TASK GOAL. Scan the records below. List lines holding "TradingView".

SUPPLIED DATA.
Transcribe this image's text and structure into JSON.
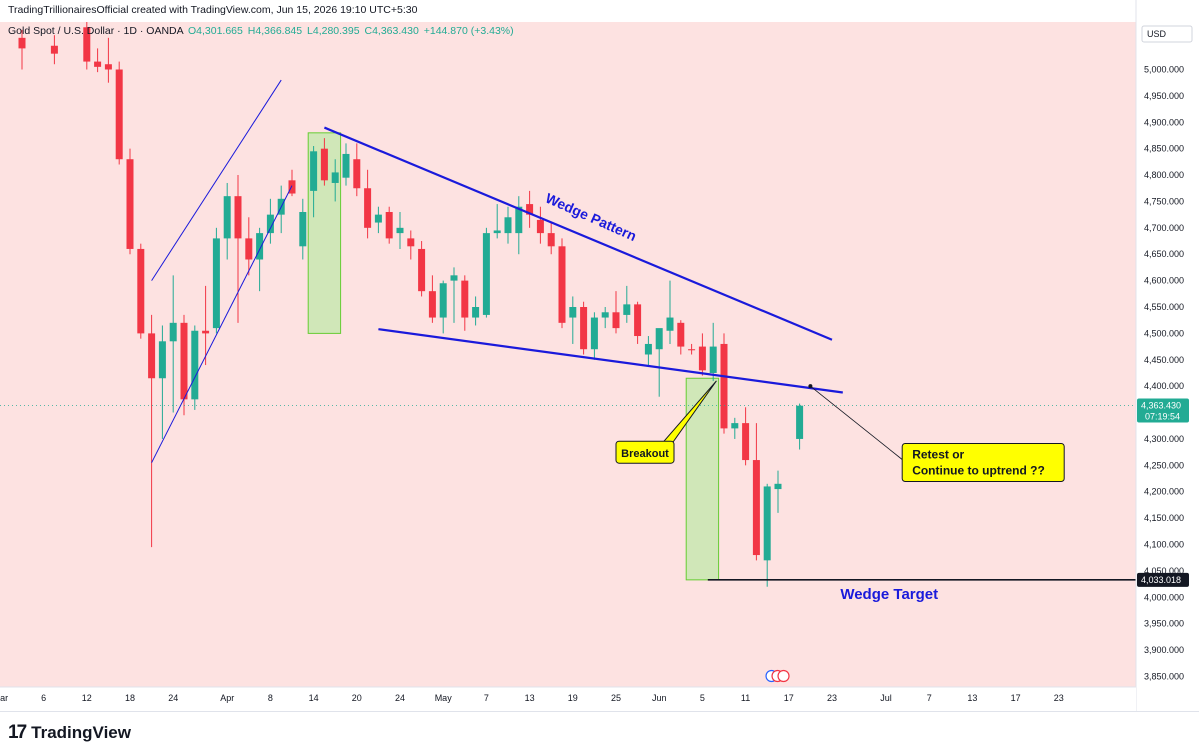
{
  "header": {
    "attribution": "TradingTrillionairesOfficial created with TradingView.com, Jun 15, 2026 19:10 UTC+5:30"
  },
  "footer": {
    "logo_text": "TradingView"
  },
  "colors": {
    "background": "#fde2e1",
    "up": "#22ab94",
    "down": "#f23645",
    "wedge_line": "#1a1adb",
    "box_fill": "#c8e8b0",
    "box_stroke": "#66cc33",
    "callout_fill": "#ffff00",
    "price_tag": "#22ab94"
  },
  "chart_data": {
    "type": "candlestick",
    "title": "Gold Spot / U.S. Dollar · 1D · OANDA",
    "legend": {
      "symbol": "Gold Spot / U.S. Dollar · 1D · OANDA",
      "open": "O4,301.665",
      "high": "H4,366.845",
      "low": "L4,280.395",
      "close": "C4,363.430",
      "change": "+144.870 (+3.43%)"
    },
    "currency": "USD",
    "ylim": [
      3830,
      5090
    ],
    "y_ticks": [
      "5,000.000",
      "4,950.000",
      "4,900.000",
      "4,850.000",
      "4,800.000",
      "4,750.000",
      "4,700.000",
      "4,650.000",
      "4,600.000",
      "4,550.000",
      "4,500.000",
      "4,450.000",
      "4,400.000",
      "4,350.000",
      "4,300.000",
      "4,250.000",
      "4,200.000",
      "4,150.000",
      "4,100.000",
      "4,050.000",
      "4,000.000",
      "3,950.000",
      "3,900.000",
      "3,850.000"
    ],
    "x_ticks": [
      {
        "label": "Mar",
        "x": -2
      },
      {
        "label": "6",
        "x": 2
      },
      {
        "label": "12",
        "x": 6
      },
      {
        "label": "18",
        "x": 10
      },
      {
        "label": "24",
        "x": 14
      },
      {
        "label": "Apr",
        "x": 19
      },
      {
        "label": "8",
        "x": 23
      },
      {
        "label": "14",
        "x": 27
      },
      {
        "label": "20",
        "x": 31
      },
      {
        "label": "24",
        "x": 35
      },
      {
        "label": "May",
        "x": 39
      },
      {
        "label": "7",
        "x": 43
      },
      {
        "label": "13",
        "x": 47
      },
      {
        "label": "19",
        "x": 51
      },
      {
        "label": "25",
        "x": 55
      },
      {
        "label": "Jun",
        "x": 59
      },
      {
        "label": "5",
        "x": 63
      },
      {
        "label": "11",
        "x": 67
      },
      {
        "label": "17",
        "x": 71
      },
      {
        "label": "23",
        "x": 75
      },
      {
        "label": "Jul",
        "x": 80
      },
      {
        "label": "7",
        "x": 84
      },
      {
        "label": "13",
        "x": 88
      },
      {
        "label": "17",
        "x": 92
      },
      {
        "label": "23",
        "x": 96
      }
    ],
    "candles": [
      {
        "x": 0,
        "o": 5060,
        "h": 5075,
        "l": 5000,
        "c": 5040
      },
      {
        "x": 3,
        "o": 5045,
        "h": 5065,
        "l": 5010,
        "c": 5030
      },
      {
        "x": 6,
        "o": 5080,
        "h": 5090,
        "l": 5000,
        "c": 5015
      },
      {
        "x": 7,
        "o": 5015,
        "h": 5040,
        "l": 4995,
        "c": 5005
      },
      {
        "x": 8,
        "o": 5010,
        "h": 5060,
        "l": 4975,
        "c": 5000
      },
      {
        "x": 9,
        "o": 5000,
        "h": 5015,
        "l": 4820,
        "c": 4830
      },
      {
        "x": 10,
        "o": 4830,
        "h": 4850,
        "l": 4650,
        "c": 4660
      },
      {
        "x": 11,
        "o": 4660,
        "h": 4670,
        "l": 4490,
        "c": 4500
      },
      {
        "x": 12,
        "o": 4500,
        "h": 4535,
        "l": 4095,
        "c": 4415
      },
      {
        "x": 13,
        "o": 4415,
        "h": 4515,
        "l": 4300,
        "c": 4485
      },
      {
        "x": 14,
        "o": 4485,
        "h": 4610,
        "l": 4350,
        "c": 4520
      },
      {
        "x": 15,
        "o": 4520,
        "h": 4535,
        "l": 4345,
        "c": 4375
      },
      {
        "x": 16,
        "o": 4375,
        "h": 4515,
        "l": 4355,
        "c": 4505
      },
      {
        "x": 17,
        "o": 4505,
        "h": 4590,
        "l": 4440,
        "c": 4500
      },
      {
        "x": 18,
        "o": 4510,
        "h": 4700,
        "l": 4500,
        "c": 4680
      },
      {
        "x": 19,
        "o": 4680,
        "h": 4785,
        "l": 4640,
        "c": 4760
      },
      {
        "x": 20,
        "o": 4760,
        "h": 4800,
        "l": 4520,
        "c": 4680
      },
      {
        "x": 21,
        "o": 4680,
        "h": 4720,
        "l": 4610,
        "c": 4640
      },
      {
        "x": 22,
        "o": 4640,
        "h": 4700,
        "l": 4580,
        "c": 4690
      },
      {
        "x": 23,
        "o": 4690,
        "h": 4755,
        "l": 4670,
        "c": 4725
      },
      {
        "x": 24,
        "o": 4725,
        "h": 4780,
        "l": 4690,
        "c": 4755
      },
      {
        "x": 25,
        "o": 4790,
        "h": 4810,
        "l": 4760,
        "c": 4765
      },
      {
        "x": 26,
        "o": 4665,
        "h": 4755,
        "l": 4640,
        "c": 4730
      },
      {
        "x": 27,
        "o": 4770,
        "h": 4855,
        "l": 4720,
        "c": 4845
      },
      {
        "x": 28,
        "o": 4850,
        "h": 4870,
        "l": 4780,
        "c": 4790
      },
      {
        "x": 29,
        "o": 4785,
        "h": 4830,
        "l": 4750,
        "c": 4805
      },
      {
        "x": 30,
        "o": 4795,
        "h": 4860,
        "l": 4780,
        "c": 4840
      },
      {
        "x": 31,
        "o": 4830,
        "h": 4860,
        "l": 4760,
        "c": 4775
      },
      {
        "x": 32,
        "o": 4775,
        "h": 4810,
        "l": 4680,
        "c": 4700
      },
      {
        "x": 33,
        "o": 4710,
        "h": 4740,
        "l": 4690,
        "c": 4725
      },
      {
        "x": 34,
        "o": 4730,
        "h": 4740,
        "l": 4670,
        "c": 4680
      },
      {
        "x": 35,
        "o": 4690,
        "h": 4730,
        "l": 4660,
        "c": 4700
      },
      {
        "x": 36,
        "o": 4680,
        "h": 4695,
        "l": 4640,
        "c": 4665
      },
      {
        "x": 37,
        "o": 4660,
        "h": 4675,
        "l": 4570,
        "c": 4580
      },
      {
        "x": 38,
        "o": 4580,
        "h": 4610,
        "l": 4520,
        "c": 4530
      },
      {
        "x": 39,
        "o": 4530,
        "h": 4600,
        "l": 4500,
        "c": 4595
      },
      {
        "x": 40,
        "o": 4600,
        "h": 4625,
        "l": 4520,
        "c": 4610
      },
      {
        "x": 41,
        "o": 4600,
        "h": 4610,
        "l": 4505,
        "c": 4530
      },
      {
        "x": 42,
        "o": 4530,
        "h": 4570,
        "l": 4515,
        "c": 4550
      },
      {
        "x": 43,
        "o": 4535,
        "h": 4700,
        "l": 4530,
        "c": 4690
      },
      {
        "x": 44,
        "o": 4690,
        "h": 4745,
        "l": 4680,
        "c": 4695
      },
      {
        "x": 45,
        "o": 4690,
        "h": 4740,
        "l": 4670,
        "c": 4720
      },
      {
        "x": 46,
        "o": 4690,
        "h": 4760,
        "l": 4650,
        "c": 4740
      },
      {
        "x": 47,
        "o": 4745,
        "h": 4770,
        "l": 4700,
        "c": 4725
      },
      {
        "x": 48,
        "o": 4715,
        "h": 4740,
        "l": 4670,
        "c": 4690
      },
      {
        "x": 49,
        "o": 4690,
        "h": 4710,
        "l": 4650,
        "c": 4665
      },
      {
        "x": 50,
        "o": 4665,
        "h": 4680,
        "l": 4510,
        "c": 4520
      },
      {
        "x": 51,
        "o": 4530,
        "h": 4570,
        "l": 4480,
        "c": 4550
      },
      {
        "x": 52,
        "o": 4550,
        "h": 4560,
        "l": 4460,
        "c": 4470
      },
      {
        "x": 53,
        "o": 4470,
        "h": 4540,
        "l": 4450,
        "c": 4530
      },
      {
        "x": 54,
        "o": 4530,
        "h": 4550,
        "l": 4510,
        "c": 4540
      },
      {
        "x": 55,
        "o": 4540,
        "h": 4580,
        "l": 4500,
        "c": 4510
      },
      {
        "x": 56,
        "o": 4535,
        "h": 4590,
        "l": 4520,
        "c": 4555
      },
      {
        "x": 57,
        "o": 4555,
        "h": 4560,
        "l": 4480,
        "c": 4495
      },
      {
        "x": 58,
        "o": 4460,
        "h": 4495,
        "l": 4440,
        "c": 4480
      },
      {
        "x": 59,
        "o": 4470,
        "h": 4500,
        "l": 4380,
        "c": 4510
      },
      {
        "x": 60,
        "o": 4505,
        "h": 4600,
        "l": 4480,
        "c": 4530
      },
      {
        "x": 61,
        "o": 4520,
        "h": 4525,
        "l": 4460,
        "c": 4475
      },
      {
        "x": 62,
        "o": 4470,
        "h": 4480,
        "l": 4460,
        "c": 4468
      },
      {
        "x": 63,
        "o": 4475,
        "h": 4500,
        "l": 4420,
        "c": 4430
      },
      {
        "x": 64,
        "o": 4425,
        "h": 4520,
        "l": 4410,
        "c": 4475
      },
      {
        "x": 65,
        "o": 4480,
        "h": 4500,
        "l": 4310,
        "c": 4320
      },
      {
        "x": 66,
        "o": 4320,
        "h": 4340,
        "l": 4300,
        "c": 4330
      },
      {
        "x": 67,
        "o": 4330,
        "h": 4360,
        "l": 4250,
        "c": 4260
      },
      {
        "x": 68,
        "o": 4260,
        "h": 4330,
        "l": 4070,
        "c": 4080
      },
      {
        "x": 69,
        "o": 4070,
        "h": 4215,
        "l": 4020,
        "c": 4210
      },
      {
        "x": 70,
        "o": 4205,
        "h": 4240,
        "l": 4160,
        "c": 4215
      },
      {
        "x": 72,
        "o": 4300,
        "h": 4367,
        "l": 4280,
        "c": 4363
      }
    ],
    "wedge_upper": [
      {
        "x": 28,
        "y": 4890
      },
      {
        "x": 75,
        "y": 4488
      }
    ],
    "wedge_lower": [
      {
        "x": 33,
        "y": 4508
      },
      {
        "x": 76,
        "y": 4388
      }
    ],
    "rising_channel": {
      "lower": [
        {
          "x": 12,
          "y": 4255
        },
        {
          "x": 25,
          "y": 4780
        }
      ],
      "upper": [
        {
          "x": 12,
          "y": 4600
        },
        {
          "x": 24,
          "y": 4980
        }
      ]
    },
    "boxes": [
      {
        "x0": 26.5,
        "x1": 29.5,
        "y0": 4500,
        "y1": 4880
      },
      {
        "x0": 61.5,
        "x1": 64.5,
        "y0": 4033,
        "y1": 4415
      }
    ],
    "target_level": 4033.018,
    "target_label": "4,033.018",
    "last_price": 4363.43,
    "last_price_label": "4,363.430",
    "countdown": "07:19:54",
    "annotations": {
      "wedge_pattern": "Wedge Pattern",
      "breakout": "Breakout",
      "retest_line1": "Retest or",
      "retest_line2": "Continue to uptrend ??",
      "wedge_target": "Wedge Target"
    }
  }
}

REPLY TO THE TASK.
    "attribution": "TradingTrillionairesOfficial created with TradingView.com, Jun 15, 2026 19:10 UTC+5:30"
    "logo_text": "TradingView"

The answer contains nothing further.